**Written problem**. Copy out every line in the entries below that includes "color".

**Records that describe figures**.
================
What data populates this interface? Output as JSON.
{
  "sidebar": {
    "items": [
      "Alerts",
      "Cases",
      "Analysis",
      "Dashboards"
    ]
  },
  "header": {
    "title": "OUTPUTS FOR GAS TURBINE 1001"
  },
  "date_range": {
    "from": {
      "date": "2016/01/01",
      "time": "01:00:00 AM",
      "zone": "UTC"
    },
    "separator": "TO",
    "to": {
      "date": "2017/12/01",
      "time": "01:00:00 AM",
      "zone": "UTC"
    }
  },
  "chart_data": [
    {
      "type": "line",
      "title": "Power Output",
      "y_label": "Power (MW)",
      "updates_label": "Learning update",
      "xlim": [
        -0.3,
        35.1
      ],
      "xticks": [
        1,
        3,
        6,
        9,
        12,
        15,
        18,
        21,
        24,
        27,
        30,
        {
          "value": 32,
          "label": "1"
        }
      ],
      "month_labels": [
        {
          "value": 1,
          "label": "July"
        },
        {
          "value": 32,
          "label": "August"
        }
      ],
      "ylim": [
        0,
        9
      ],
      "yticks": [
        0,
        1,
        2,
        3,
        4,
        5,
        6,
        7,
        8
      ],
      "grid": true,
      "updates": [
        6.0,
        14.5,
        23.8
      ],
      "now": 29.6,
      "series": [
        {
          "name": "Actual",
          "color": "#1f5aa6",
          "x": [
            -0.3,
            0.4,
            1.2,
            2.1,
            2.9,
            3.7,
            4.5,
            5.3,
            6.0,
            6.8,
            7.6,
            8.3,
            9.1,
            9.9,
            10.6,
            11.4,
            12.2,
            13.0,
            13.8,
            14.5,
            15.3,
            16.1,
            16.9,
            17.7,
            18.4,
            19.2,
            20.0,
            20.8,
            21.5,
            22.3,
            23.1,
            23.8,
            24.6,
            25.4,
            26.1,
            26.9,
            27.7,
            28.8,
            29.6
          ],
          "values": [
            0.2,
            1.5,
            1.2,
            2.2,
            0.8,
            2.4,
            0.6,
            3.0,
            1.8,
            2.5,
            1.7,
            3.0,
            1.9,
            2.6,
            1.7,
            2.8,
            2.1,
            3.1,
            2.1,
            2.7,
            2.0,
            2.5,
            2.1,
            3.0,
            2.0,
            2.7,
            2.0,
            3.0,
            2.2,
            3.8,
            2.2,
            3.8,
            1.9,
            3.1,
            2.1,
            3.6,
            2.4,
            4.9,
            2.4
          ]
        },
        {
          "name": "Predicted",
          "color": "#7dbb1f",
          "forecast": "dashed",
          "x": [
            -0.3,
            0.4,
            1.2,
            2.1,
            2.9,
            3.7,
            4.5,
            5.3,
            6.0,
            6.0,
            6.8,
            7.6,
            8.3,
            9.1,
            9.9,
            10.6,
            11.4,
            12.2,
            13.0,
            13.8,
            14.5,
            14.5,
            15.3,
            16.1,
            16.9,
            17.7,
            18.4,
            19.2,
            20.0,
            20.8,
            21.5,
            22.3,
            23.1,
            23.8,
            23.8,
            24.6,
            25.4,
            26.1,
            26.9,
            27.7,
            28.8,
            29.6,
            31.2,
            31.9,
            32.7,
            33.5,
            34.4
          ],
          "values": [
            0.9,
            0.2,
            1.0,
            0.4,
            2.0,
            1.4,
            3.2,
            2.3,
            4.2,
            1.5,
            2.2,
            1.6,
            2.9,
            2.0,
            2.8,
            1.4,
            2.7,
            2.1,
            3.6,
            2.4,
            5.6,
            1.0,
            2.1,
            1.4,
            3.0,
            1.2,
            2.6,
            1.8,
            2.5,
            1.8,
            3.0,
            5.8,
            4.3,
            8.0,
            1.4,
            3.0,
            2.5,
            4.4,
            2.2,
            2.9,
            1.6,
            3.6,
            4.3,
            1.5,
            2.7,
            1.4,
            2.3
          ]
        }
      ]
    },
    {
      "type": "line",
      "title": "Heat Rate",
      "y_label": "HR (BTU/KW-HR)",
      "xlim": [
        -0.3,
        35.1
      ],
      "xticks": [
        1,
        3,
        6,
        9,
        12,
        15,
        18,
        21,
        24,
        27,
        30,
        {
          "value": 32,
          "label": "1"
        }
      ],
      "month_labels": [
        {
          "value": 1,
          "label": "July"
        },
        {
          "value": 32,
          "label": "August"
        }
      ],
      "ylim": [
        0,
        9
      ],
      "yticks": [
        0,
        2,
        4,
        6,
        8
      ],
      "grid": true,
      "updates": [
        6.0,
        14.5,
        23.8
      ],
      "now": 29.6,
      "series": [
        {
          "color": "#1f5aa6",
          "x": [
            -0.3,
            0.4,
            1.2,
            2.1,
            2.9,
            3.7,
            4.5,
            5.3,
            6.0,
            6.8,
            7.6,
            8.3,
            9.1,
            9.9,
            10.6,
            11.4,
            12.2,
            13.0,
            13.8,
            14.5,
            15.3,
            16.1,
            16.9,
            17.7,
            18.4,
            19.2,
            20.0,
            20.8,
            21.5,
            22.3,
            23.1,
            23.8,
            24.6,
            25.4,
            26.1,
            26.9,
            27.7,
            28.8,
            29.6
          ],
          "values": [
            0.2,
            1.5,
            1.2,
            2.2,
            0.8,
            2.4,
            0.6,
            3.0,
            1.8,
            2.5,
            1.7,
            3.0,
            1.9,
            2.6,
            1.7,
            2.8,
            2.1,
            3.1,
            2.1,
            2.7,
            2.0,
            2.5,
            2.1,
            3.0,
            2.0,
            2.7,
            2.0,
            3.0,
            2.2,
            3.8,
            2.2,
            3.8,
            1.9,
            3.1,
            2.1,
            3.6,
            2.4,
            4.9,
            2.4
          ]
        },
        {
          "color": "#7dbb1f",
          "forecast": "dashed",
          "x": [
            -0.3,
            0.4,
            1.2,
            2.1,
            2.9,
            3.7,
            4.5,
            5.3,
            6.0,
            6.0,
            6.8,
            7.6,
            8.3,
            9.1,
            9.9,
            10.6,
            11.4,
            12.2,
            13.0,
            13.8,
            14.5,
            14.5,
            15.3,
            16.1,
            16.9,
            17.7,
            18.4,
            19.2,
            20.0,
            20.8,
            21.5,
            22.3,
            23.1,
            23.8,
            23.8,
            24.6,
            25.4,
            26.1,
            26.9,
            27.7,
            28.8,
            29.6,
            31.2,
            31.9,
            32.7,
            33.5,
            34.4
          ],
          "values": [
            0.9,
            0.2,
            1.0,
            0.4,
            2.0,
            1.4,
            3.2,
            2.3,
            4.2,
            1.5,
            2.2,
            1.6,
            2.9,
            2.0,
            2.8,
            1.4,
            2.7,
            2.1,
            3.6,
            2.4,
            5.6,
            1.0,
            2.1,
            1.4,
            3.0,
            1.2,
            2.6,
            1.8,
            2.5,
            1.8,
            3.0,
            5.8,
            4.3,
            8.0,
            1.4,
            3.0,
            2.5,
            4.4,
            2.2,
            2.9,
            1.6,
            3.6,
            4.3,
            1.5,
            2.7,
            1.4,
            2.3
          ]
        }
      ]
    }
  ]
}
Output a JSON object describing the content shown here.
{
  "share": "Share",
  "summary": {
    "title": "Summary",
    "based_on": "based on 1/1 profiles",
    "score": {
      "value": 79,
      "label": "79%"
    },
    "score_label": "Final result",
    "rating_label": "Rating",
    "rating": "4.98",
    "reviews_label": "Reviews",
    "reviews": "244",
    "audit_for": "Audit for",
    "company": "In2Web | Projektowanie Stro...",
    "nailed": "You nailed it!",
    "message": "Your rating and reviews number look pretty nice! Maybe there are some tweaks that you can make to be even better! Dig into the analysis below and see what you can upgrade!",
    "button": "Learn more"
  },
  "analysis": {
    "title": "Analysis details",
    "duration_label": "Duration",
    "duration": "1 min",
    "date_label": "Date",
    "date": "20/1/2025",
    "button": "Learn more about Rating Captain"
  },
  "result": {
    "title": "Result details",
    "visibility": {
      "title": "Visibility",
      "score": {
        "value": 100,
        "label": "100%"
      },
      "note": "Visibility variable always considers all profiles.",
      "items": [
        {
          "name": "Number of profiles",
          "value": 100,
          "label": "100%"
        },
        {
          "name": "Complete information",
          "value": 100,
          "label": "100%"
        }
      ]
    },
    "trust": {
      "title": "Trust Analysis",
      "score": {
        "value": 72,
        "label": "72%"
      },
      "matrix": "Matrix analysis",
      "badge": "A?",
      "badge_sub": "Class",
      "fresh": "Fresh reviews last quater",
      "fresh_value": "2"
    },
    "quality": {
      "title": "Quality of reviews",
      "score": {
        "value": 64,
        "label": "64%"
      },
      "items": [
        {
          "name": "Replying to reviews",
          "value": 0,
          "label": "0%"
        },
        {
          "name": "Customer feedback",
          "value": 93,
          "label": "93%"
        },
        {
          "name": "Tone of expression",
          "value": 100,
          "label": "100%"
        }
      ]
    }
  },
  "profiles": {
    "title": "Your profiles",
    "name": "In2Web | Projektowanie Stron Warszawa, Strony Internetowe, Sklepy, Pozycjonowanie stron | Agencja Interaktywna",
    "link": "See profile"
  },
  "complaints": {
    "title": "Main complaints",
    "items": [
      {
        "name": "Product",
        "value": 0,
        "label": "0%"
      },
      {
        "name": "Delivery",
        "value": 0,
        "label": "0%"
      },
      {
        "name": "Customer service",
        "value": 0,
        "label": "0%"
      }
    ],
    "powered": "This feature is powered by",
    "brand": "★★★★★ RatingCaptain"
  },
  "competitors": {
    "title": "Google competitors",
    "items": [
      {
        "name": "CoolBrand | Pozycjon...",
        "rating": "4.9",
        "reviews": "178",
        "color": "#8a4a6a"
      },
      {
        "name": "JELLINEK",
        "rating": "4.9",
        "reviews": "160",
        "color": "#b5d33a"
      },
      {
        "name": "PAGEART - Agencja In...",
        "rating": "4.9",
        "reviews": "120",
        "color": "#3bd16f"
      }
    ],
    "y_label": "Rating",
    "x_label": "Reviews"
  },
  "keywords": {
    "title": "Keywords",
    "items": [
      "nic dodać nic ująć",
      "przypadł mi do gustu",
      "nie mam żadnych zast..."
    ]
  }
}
================
**Result**.
          "color": "#1f5aa6",
          "color": "#7dbb1f",
          "color": "#1f5aa6",
          "color": "#7dbb1f",
        "color": "#8a4a6a"
        "color": "#b5d33a"
        "color": "#3bd16f"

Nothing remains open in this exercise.